**What this task involves:** Check each line of the material below for "from". Report how many have it, with no other words.

**Source material:**
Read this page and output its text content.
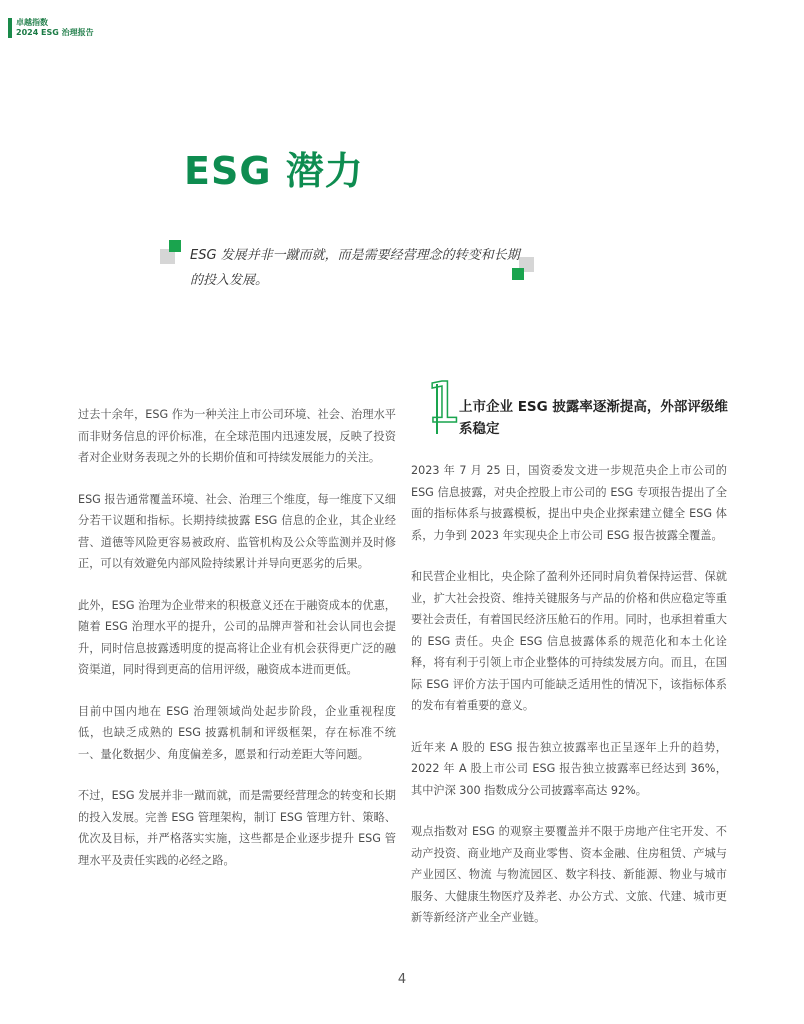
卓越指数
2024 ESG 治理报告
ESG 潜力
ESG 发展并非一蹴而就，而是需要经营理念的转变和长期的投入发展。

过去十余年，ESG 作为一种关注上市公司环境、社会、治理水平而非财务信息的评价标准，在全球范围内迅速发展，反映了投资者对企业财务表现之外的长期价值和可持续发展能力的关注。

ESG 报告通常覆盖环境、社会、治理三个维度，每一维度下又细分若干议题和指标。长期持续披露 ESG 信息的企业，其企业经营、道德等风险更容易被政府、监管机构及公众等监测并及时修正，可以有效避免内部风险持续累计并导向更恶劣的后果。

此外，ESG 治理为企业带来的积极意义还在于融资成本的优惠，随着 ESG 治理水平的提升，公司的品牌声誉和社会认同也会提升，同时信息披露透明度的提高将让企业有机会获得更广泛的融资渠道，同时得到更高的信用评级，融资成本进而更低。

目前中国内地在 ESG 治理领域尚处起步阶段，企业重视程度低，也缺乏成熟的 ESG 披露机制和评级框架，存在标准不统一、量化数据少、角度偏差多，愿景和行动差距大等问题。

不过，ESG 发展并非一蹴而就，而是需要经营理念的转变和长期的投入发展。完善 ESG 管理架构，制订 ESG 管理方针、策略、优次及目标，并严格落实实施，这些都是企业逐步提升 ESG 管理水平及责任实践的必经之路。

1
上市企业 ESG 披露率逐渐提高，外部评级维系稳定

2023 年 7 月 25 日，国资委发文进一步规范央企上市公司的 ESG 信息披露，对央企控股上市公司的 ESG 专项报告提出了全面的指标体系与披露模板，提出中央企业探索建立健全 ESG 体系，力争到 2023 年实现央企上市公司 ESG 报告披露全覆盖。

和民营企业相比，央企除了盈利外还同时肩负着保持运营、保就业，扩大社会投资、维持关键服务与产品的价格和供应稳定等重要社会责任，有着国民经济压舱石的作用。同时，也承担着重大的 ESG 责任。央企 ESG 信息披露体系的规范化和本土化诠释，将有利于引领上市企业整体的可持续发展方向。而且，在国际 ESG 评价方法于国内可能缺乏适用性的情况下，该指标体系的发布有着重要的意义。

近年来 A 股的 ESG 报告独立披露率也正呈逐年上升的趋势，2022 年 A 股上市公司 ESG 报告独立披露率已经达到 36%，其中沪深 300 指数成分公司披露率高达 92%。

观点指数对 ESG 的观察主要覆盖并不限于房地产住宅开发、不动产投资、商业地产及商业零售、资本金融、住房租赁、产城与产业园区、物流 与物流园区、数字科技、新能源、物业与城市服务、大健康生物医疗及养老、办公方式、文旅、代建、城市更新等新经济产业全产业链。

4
==
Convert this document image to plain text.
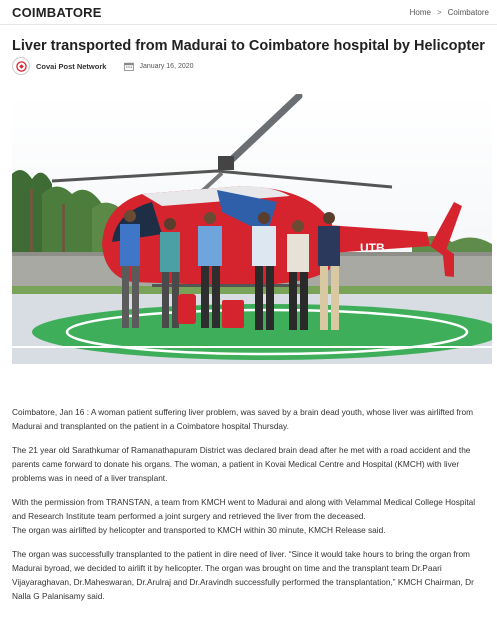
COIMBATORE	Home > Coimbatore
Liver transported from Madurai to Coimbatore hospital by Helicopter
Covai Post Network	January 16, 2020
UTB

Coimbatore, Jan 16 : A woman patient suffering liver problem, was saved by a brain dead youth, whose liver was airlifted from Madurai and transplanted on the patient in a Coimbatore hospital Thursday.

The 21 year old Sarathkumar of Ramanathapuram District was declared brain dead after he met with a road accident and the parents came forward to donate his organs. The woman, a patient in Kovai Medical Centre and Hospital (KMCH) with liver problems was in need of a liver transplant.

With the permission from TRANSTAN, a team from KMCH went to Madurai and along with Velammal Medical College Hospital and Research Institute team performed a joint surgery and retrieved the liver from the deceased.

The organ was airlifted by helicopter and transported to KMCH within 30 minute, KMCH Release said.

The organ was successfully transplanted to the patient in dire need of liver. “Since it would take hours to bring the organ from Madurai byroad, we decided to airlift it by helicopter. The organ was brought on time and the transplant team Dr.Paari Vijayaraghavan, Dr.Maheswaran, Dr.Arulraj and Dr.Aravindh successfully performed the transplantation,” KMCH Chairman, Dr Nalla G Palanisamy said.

**Full answer:** 4